[RECORDS SUPPLIED]
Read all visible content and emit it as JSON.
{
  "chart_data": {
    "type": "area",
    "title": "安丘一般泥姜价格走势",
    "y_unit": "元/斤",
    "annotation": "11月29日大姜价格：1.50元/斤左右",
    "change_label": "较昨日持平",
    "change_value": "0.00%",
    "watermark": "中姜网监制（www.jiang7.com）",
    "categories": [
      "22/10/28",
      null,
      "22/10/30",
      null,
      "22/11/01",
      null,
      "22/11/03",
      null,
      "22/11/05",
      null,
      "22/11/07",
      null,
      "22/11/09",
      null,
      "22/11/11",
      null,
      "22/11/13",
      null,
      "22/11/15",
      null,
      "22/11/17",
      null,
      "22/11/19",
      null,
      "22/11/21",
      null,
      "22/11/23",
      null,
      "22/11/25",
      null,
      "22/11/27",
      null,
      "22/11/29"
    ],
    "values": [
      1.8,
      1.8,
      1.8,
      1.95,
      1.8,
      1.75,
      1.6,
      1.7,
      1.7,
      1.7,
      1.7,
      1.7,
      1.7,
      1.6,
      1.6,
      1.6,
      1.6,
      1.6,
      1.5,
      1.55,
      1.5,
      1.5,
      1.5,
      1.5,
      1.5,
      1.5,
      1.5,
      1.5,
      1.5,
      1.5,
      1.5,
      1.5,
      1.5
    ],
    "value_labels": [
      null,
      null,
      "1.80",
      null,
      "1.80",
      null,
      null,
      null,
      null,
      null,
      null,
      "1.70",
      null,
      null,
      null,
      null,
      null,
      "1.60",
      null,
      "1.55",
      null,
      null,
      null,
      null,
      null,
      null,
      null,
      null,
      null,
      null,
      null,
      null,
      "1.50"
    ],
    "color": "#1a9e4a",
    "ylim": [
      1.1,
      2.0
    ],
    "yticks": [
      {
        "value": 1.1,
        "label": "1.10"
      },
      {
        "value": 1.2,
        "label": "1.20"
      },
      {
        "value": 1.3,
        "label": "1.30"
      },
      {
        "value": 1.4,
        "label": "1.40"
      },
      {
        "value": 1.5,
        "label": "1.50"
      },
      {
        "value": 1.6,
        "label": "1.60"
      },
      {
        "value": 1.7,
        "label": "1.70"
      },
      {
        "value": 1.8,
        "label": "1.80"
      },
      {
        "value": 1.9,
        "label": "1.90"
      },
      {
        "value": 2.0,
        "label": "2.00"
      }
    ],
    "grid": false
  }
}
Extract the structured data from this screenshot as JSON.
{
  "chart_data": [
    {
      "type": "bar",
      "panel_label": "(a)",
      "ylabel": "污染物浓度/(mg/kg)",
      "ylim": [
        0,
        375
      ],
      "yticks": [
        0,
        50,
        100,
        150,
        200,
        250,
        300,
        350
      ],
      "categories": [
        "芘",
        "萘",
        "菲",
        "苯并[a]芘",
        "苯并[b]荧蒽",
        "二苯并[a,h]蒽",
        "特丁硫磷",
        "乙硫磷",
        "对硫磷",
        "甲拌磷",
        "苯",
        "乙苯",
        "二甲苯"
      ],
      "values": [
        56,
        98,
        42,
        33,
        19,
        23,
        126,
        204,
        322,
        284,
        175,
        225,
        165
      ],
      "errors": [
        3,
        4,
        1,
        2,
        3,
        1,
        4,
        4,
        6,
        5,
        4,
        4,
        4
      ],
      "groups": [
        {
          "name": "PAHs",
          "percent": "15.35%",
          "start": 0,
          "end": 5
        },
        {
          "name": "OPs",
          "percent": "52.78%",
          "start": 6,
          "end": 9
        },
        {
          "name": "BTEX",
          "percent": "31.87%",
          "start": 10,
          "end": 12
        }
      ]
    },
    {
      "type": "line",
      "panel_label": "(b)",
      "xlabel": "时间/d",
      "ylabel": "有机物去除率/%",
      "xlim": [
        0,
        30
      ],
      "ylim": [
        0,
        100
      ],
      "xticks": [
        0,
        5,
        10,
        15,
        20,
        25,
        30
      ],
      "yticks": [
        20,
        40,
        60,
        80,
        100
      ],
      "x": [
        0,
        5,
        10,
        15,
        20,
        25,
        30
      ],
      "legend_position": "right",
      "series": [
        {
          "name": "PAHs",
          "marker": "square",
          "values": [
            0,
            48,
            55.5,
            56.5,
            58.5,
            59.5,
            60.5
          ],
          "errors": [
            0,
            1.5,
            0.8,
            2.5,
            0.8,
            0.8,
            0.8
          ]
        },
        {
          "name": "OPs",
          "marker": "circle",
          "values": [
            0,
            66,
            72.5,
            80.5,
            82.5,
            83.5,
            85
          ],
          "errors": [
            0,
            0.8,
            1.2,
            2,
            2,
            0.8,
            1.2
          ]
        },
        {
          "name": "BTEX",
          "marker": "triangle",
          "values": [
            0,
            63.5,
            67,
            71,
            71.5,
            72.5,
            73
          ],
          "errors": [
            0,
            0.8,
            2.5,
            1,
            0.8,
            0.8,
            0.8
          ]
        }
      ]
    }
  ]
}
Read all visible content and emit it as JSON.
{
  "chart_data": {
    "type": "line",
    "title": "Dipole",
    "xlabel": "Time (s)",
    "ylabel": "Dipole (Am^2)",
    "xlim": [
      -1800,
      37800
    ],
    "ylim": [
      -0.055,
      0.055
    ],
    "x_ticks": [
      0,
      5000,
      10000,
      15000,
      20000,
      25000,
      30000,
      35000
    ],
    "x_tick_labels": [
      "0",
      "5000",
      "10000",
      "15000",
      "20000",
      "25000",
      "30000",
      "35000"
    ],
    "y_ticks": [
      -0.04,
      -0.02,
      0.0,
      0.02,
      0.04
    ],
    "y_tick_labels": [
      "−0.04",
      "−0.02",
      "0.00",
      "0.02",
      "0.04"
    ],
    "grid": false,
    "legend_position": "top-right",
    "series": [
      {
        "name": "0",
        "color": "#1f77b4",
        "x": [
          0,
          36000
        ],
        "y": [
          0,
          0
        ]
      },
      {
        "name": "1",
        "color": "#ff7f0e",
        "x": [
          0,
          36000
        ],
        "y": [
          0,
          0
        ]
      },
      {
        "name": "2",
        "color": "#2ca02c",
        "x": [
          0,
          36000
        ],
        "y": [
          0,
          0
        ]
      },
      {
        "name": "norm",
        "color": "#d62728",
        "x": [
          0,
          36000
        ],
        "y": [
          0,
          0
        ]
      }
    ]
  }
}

[YOUR OBJECTIVE]
Repeat the entries exactly, all of them.

[REPLY]
Read all visible content and emit it as JSON.
{
  "chart_data": {
    "type": "area",
    "title": "安丘一般泥姜价格走势",
    "y_unit": "元/斤",
    "annotation": "11月29日大姜价格：1.50元/斤左右",
    "change_label": "较昨日持平",
    "change_value": "0.00%",
    "watermark": "中姜网监制（www.jiang7.com）",
    "categories": [
      "22/10/28",
      null,
      "22/10/30",
      null,
      "22/11/01",
      null,
      "22/11/03",
      null,
      "22/11/05",
      null,
      "22/11/07",
      null,
      "22/11/09",
      null,
      "22/11/11",
      null,
      "22/11/13",
      null,
      "22/11/15",
      null,
      "22/11/17",
      null,
      "22/11/19",
      null,
      "22/11/21",
      null,
      "22/11/23",
      null,
      "22/11/25",
      null,
      "22/11/27",
      null,
      "22/11/29"
    ],
    "values": [
      1.8,
      1.8,
      1.8,
      1.95,
      1.8,
      1.75,
      1.6,
      1.7,
      1.7,
      1.7,
      1.7,
      1.7,
      1.7,
      1.6,
      1.6,
      1.6,
      1.6,
      1.6,
      1.5,
      1.55,
      1.5,
      1.5,
      1.5,
      1.5,
      1.5,
      1.5,
      1.5,
      1.5,
      1.5,
      1.5,
      1.5,
      1.5,
      1.5
    ],
    "value_labels": [
      null,
      null,
      "1.80",
      null,
      "1.80",
      null,
      null,
      null,
      null,
      null,
      null,
      "1.70",
      null,
      null,
      null,
      null,
      null,
      "1.60",
      null,
      "1.55",
      null,
      null,
      null,
      null,
      null,
      null,
      null,
      null,
      null,
      null,
      null,
      null,
      "1.50"
    ],
    "color": "#1a9e4a",
    "ylim": [
      1.1,
      2.0
    ],
    "yticks": [
      {
        "value": 1.1,
        "label": "1.10"
      },
      {
        "value": 1.2,
        "label": "1.20"
      },
      {
        "value": 1.3,
        "label": "1.30"
      },
      {
        "value": 1.4,
        "label": "1.40"
      },
      {
        "value": 1.5,
        "label": "1.50"
      },
      {
        "value": 1.6,
        "label": "1.60"
      },
      {
        "value": 1.7,
        "label": "1.70"
      },
      {
        "value": 1.8,
        "label": "1.80"
      },
      {
        "value": 1.9,
        "label": "1.90"
      },
      {
        "value": 2.0,
        "label": "2.00"
      }
    ],
    "grid": false
  }
}
Extract the structured data from this screenshot as JSON.
{
  "chart_data": [
    {
      "type": "bar",
      "panel_label": "(a)",
      "ylabel": "污染物浓度/(mg/kg)",
      "ylim": [
        0,
        375
      ],
      "yticks": [
        0,
        50,
        100,
        150,
        200,
        250,
        300,
        350
      ],
      "categories": [
        "芘",
        "萘",
        "菲",
        "苯并[a]芘",
        "苯并[b]荧蒽",
        "二苯并[a,h]蒽",
        "特丁硫磷",
        "乙硫磷",
        "对硫磷",
        "甲拌磷",
        "苯",
        "乙苯",
        "二甲苯"
      ],
      "values": [
        56,
        98,
        42,
        33,
        19,
        23,
        126,
        204,
        322,
        284,
        175,
        225,
        165
      ],
      "errors": [
        3,
        4,
        1,
        2,
        3,
        1,
        4,
        4,
        6,
        5,
        4,
        4,
        4
      ],
      "groups": [
        {
          "name": "PAHs",
          "percent": "15.35%",
          "start": 0,
          "end": 5
        },
        {
          "name": "OPs",
          "percent": "52.78%",
          "start": 6,
          "end": 9
        },
        {
          "name": "BTEX",
          "percent": "31.87%",
          "start": 10,
          "end": 12
        }
      ]
    },
    {
      "type": "line",
      "panel_label": "(b)",
      "xlabel": "时间/d",
      "ylabel": "有机物去除率/%",
      "xlim": [
        0,
        30
      ],
      "ylim": [
        0,
        100
      ],
      "xticks": [
        0,
        5,
        10,
        15,
        20,
        25,
        30
      ],
      "yticks": [
        20,
        40,
        60,
        80,
        100
      ],
      "x": [
        0,
        5,
        10,
        15,
        20,
        25,
        30
      ],
      "legend_position": "right",
      "series": [
        {
          "name": "PAHs",
          "marker": "square",
          "values": [
            0,
            48,
            55.5,
            56.5,
            58.5,
            59.5,
            60.5
          ],
          "errors": [
            0,
            1.5,
            0.8,
            2.5,
            0.8,
            0.8,
            0.8
          ]
        },
        {
          "name": "OPs",
          "marker": "circle",
          "values": [
            0,
            66,
            72.5,
            80.5,
            82.5,
            83.5,
            85
          ],
          "errors": [
            0,
            0.8,
            1.2,
            2,
            2,
            0.8,
            1.2
          ]
        },
        {
          "name": "BTEX",
          "marker": "triangle",
          "values": [
            0,
            63.5,
            67,
            71,
            71.5,
            72.5,
            73
          ],
          "errors": [
            0,
            0.8,
            2.5,
            1,
            0.8,
            0.8,
            0.8
          ]
        }
      ]
    }
  ]
}
Read all visible content and emit it as JSON.
{
  "chart_data": {
    "type": "line",
    "title": "Dipole",
    "xlabel": "Time (s)",
    "ylabel": "Dipole (Am^2)",
    "xlim": [
      -1800,
      37800
    ],
    "ylim": [
      -0.055,
      0.055
    ],
    "x_ticks": [
      0,
      5000,
      10000,
      15000,
      20000,
      25000,
      30000,
      35000
    ],
    "x_tick_labels": [
      "0",
      "5000",
      "10000",
      "15000",
      "20000",
      "25000",
      "30000",
      "35000"
    ],
    "y_ticks": [
      -0.04,
      -0.02,
      0.0,
      0.02,
      0.04
    ],
    "y_tick_labels": [
      "−0.04",
      "−0.02",
      "0.00",
      "0.02",
      "0.04"
    ],
    "grid": false,
    "legend_position": "top-right",
    "series": [
      {
        "name": "0",
        "color": "#1f77b4",
        "x": [
          0,
          36000
        ],
        "y": [
          0,
          0
        ]
      },
      {
        "name": "1",
        "color": "#ff7f0e",
        "x": [
          0,
          36000
        ],
        "y": [
          0,
          0
        ]
      },
      {
        "name": "2",
        "color": "#2ca02c",
        "x": [
          0,
          36000
        ],
        "y": [
          0,
          0
        ]
      },
      {
        "name": "norm",
        "color": "#d62728",
        "x": [
          0,
          36000
        ],
        "y": [
          0,
          0
        ]
      }
    ]
  }
}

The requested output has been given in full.